REQUIREMENT >> Transcribe the whole listing without a single picture.
^^^^
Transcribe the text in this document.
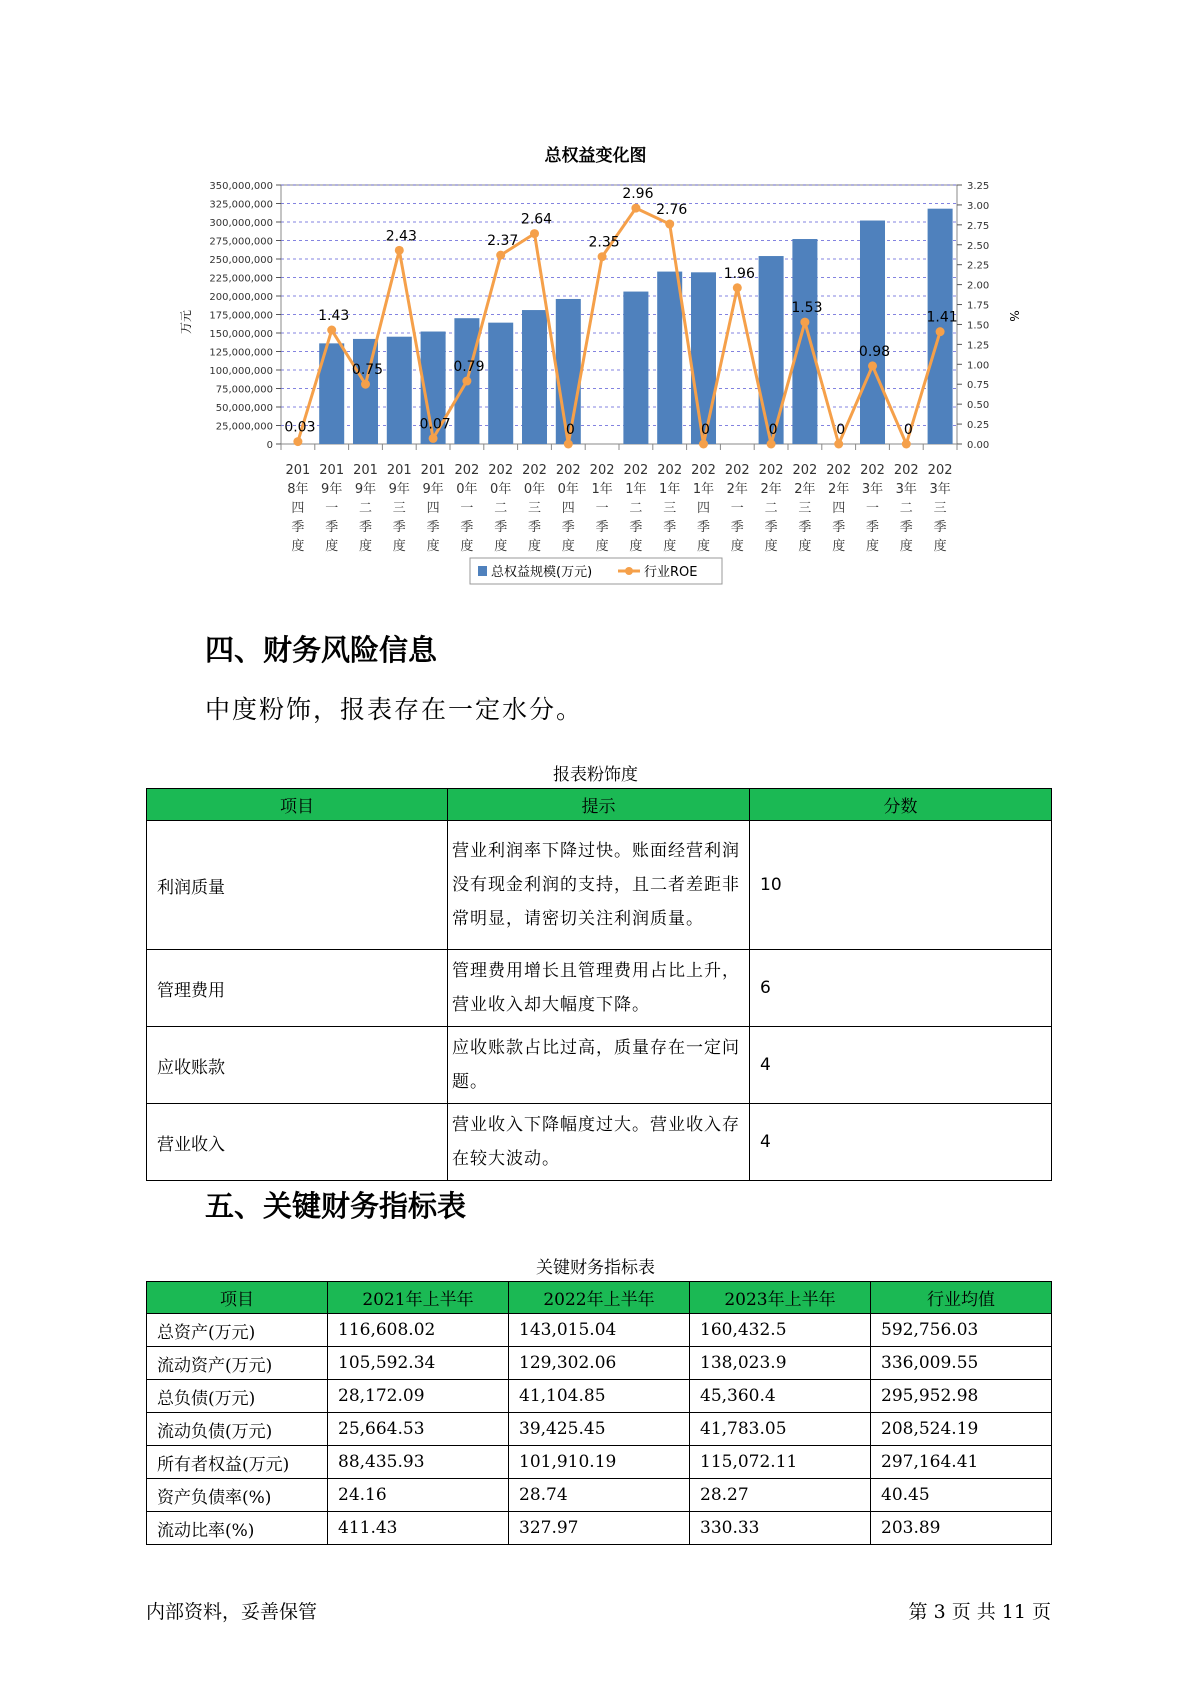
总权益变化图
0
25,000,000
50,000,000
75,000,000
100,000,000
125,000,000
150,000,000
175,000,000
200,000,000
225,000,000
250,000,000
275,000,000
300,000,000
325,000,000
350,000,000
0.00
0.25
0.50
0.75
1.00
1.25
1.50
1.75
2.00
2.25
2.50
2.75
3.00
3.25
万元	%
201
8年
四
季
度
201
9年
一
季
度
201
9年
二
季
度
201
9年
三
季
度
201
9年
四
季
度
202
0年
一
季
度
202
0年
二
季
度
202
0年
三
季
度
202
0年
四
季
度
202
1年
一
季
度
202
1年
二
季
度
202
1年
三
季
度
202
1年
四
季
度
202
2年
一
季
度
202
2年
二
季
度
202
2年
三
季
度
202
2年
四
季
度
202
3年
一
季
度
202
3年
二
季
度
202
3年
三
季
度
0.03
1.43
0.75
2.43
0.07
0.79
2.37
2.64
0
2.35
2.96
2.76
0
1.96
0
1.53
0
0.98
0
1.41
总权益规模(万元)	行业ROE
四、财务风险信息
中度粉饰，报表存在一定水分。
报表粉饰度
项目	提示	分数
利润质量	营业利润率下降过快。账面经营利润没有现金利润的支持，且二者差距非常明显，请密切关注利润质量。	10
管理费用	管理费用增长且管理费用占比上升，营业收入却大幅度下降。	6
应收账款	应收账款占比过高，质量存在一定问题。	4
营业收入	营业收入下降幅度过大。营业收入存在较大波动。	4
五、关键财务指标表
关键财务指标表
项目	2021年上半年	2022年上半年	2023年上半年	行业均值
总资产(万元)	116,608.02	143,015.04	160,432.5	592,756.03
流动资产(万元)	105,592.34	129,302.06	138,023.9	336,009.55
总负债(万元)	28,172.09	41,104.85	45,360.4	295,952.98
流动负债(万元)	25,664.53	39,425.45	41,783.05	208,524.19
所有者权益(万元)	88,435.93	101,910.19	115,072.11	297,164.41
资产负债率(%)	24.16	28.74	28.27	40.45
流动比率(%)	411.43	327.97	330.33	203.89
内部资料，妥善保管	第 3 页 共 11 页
^^^^
TASK RESULT >>
Transcribe the text in this document.
总权益变化图
0
25,000,000
50,000,000
75,000,000
100,000,000
125,000,000
150,000,000
175,000,000
200,000,000
225,000,000
250,000,000
275,000,000
300,000,000
325,000,000
350,000,000
0.00
0.25
0.50
0.75
1.00
1.25
1.50
1.75
2.00
2.25
2.50
2.75
3.00
3.25
万元	%
201
8年
四
季
度
201
9年
一
季
度
201
9年
二
季
度
201
9年
三
季
度
201
9年
四
季
度
202
0年
一
季
度
202
0年
二
季
度
202
0年
三
季
度
202
0年
四
季
度
202
1年
一
季
度
202
1年
二
季
度
202
1年
三
季
度
202
1年
四
季
度
202
2年
一
季
度
202
2年
二
季
度
202
2年
三
季
度
202
2年
四
季
度
202
3年
一
季
度
202
3年
二
季
度
202
3年
三
季
度
0.03
1.43
0.75
2.43
0.07
0.79
2.37
2.64
0
2.35
2.96
2.76
0
1.96
0
1.53
0
0.98
0
1.41
总权益规模(万元)	行业ROE
四、财务风险信息
中度粉饰，报表存在一定水分。
报表粉饰度
项目	提示	分数
利润质量	营业利润率下降过快。账面经营利润没有现金利润的支持，且二者差距非常明显，请密切关注利润质量。	10
管理费用	管理费用增长且管理费用占比上升，营业收入却大幅度下降。	6
应收账款	应收账款占比过高，质量存在一定问题。	4
营业收入	营业收入下降幅度过大。营业收入存在较大波动。	4
五、关键财务指标表
关键财务指标表
项目	2021年上半年	2022年上半年	2023年上半年	行业均值
总资产(万元)	116,608.02	143,015.04	160,432.5	592,756.03
流动资产(万元)	105,592.34	129,302.06	138,023.9	336,009.55
总负债(万元)	28,172.09	41,104.85	45,360.4	295,952.98
流动负债(万元)	25,664.53	39,425.45	41,783.05	208,524.19
所有者权益(万元)	88,435.93	101,910.19	115,072.11	297,164.41
资产负债率(%)	24.16	28.74	28.27	40.45
流动比率(%)	411.43	327.97	330.33	203.89
内部资料，妥善保管	第 3 页 共 11 页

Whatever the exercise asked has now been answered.